▸ **Extracted records**:
---

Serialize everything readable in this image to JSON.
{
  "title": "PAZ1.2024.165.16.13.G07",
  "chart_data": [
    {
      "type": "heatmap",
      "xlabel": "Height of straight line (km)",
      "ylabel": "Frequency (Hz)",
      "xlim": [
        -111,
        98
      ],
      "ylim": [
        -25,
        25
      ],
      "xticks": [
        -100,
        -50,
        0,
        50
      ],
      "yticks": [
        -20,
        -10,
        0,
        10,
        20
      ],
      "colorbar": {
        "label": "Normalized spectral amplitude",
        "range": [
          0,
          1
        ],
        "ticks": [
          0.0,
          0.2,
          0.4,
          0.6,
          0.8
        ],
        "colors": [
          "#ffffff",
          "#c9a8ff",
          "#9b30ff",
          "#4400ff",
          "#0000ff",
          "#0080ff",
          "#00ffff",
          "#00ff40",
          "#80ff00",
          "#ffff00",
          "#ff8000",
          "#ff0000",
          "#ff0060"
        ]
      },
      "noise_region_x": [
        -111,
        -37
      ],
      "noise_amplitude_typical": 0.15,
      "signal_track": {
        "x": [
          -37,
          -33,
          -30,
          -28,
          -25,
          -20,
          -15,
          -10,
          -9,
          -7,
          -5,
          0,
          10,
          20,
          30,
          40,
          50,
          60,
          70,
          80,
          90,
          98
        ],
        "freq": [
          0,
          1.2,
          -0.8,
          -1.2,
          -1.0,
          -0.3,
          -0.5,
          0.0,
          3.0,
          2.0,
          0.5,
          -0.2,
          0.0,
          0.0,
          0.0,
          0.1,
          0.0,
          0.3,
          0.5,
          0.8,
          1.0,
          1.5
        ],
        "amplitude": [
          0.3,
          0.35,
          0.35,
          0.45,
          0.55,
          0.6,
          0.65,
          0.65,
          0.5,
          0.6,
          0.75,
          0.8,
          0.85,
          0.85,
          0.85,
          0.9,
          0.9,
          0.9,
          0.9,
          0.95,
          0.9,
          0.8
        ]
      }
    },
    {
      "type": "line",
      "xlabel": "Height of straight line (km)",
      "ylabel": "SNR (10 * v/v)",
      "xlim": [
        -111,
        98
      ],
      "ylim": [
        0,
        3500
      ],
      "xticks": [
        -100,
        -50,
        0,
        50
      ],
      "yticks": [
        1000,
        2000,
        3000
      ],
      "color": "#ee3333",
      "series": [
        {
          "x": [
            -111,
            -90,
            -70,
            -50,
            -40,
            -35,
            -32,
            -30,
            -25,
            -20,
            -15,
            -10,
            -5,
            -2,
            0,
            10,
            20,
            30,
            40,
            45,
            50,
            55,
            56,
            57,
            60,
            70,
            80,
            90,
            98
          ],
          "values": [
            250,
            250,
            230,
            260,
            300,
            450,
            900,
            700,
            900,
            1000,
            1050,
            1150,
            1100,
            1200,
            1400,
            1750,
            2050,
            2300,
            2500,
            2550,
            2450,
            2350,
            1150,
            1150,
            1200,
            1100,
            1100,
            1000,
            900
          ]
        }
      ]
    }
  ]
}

---

▸ **What is needed**: Exactly reproduce all of the entries.

▸ **Reply to the exercise**:
Serialize everything readable in this image to JSON.
{
  "title": "PAZ1.2024.165.16.13.G07",
  "chart_data": [
    {
      "type": "heatmap",
      "xlabel": "Height of straight line (km)",
      "ylabel": "Frequency (Hz)",
      "xlim": [
        -111,
        98
      ],
      "ylim": [
        -25,
        25
      ],
      "xticks": [
        -100,
        -50,
        0,
        50
      ],
      "yticks": [
        -20,
        -10,
        0,
        10,
        20
      ],
      "colorbar": {
        "label": "Normalized spectral amplitude",
        "range": [
          0,
          1
        ],
        "ticks": [
          0.0,
          0.2,
          0.4,
          0.6,
          0.8
        ],
        "colors": [
          "#ffffff",
          "#c9a8ff",
          "#9b30ff",
          "#4400ff",
          "#0000ff",
          "#0080ff",
          "#00ffff",
          "#00ff40",
          "#80ff00",
          "#ffff00",
          "#ff8000",
          "#ff0000",
          "#ff0060"
        ]
      },
      "noise_region_x": [
        -111,
        -37
      ],
      "noise_amplitude_typical": 0.15,
      "signal_track": {
        "x": [
          -37,
          -33,
          -30,
          -28,
          -25,
          -20,
          -15,
          -10,
          -9,
          -7,
          -5,
          0,
          10,
          20,
          30,
          40,
          50,
          60,
          70,
          80,
          90,
          98
        ],
        "freq": [
          0,
          1.2,
          -0.8,
          -1.2,
          -1.0,
          -0.3,
          -0.5,
          0.0,
          3.0,
          2.0,
          0.5,
          -0.2,
          0.0,
          0.0,
          0.0,
          0.1,
          0.0,
          0.3,
          0.5,
          0.8,
          1.0,
          1.5
        ],
        "amplitude": [
          0.3,
          0.35,
          0.35,
          0.45,
          0.55,
          0.6,
          0.65,
          0.65,
          0.5,
          0.6,
          0.75,
          0.8,
          0.85,
          0.85,
          0.85,
          0.9,
          0.9,
          0.9,
          0.9,
          0.95,
          0.9,
          0.8
        ]
      }
    },
    {
      "type": "line",
      "xlabel": "Height of straight line (km)",
      "ylabel": "SNR (10 * v/v)",
      "xlim": [
        -111,
        98
      ],
      "ylim": [
        0,
        3500
      ],
      "xticks": [
        -100,
        -50,
        0,
        50
      ],
      "yticks": [
        1000,
        2000,
        3000
      ],
      "color": "#ee3333",
      "series": [
        {
          "x": [
            -111,
            -90,
            -70,
            -50,
            -40,
            -35,
            -32,
            -30,
            -25,
            -20,
            -15,
            -10,
            -5,
            -2,
            0,
            10,
            20,
            30,
            40,
            45,
            50,
            55,
            56,
            57,
            60,
            70,
            80,
            90,
            98
          ],
          "values": [
            250,
            250,
            230,
            260,
            300,
            450,
            900,
            700,
            900,
            1000,
            1050,
            1150,
            1100,
            1200,
            1400,
            1750,
            2050,
            2300,
            2500,
            2550,
            2450,
            2350,
            1150,
            1150,
            1200,
            1100,
            1100,
            1000,
            900
          ]
        }
      ]
    }
  ]
}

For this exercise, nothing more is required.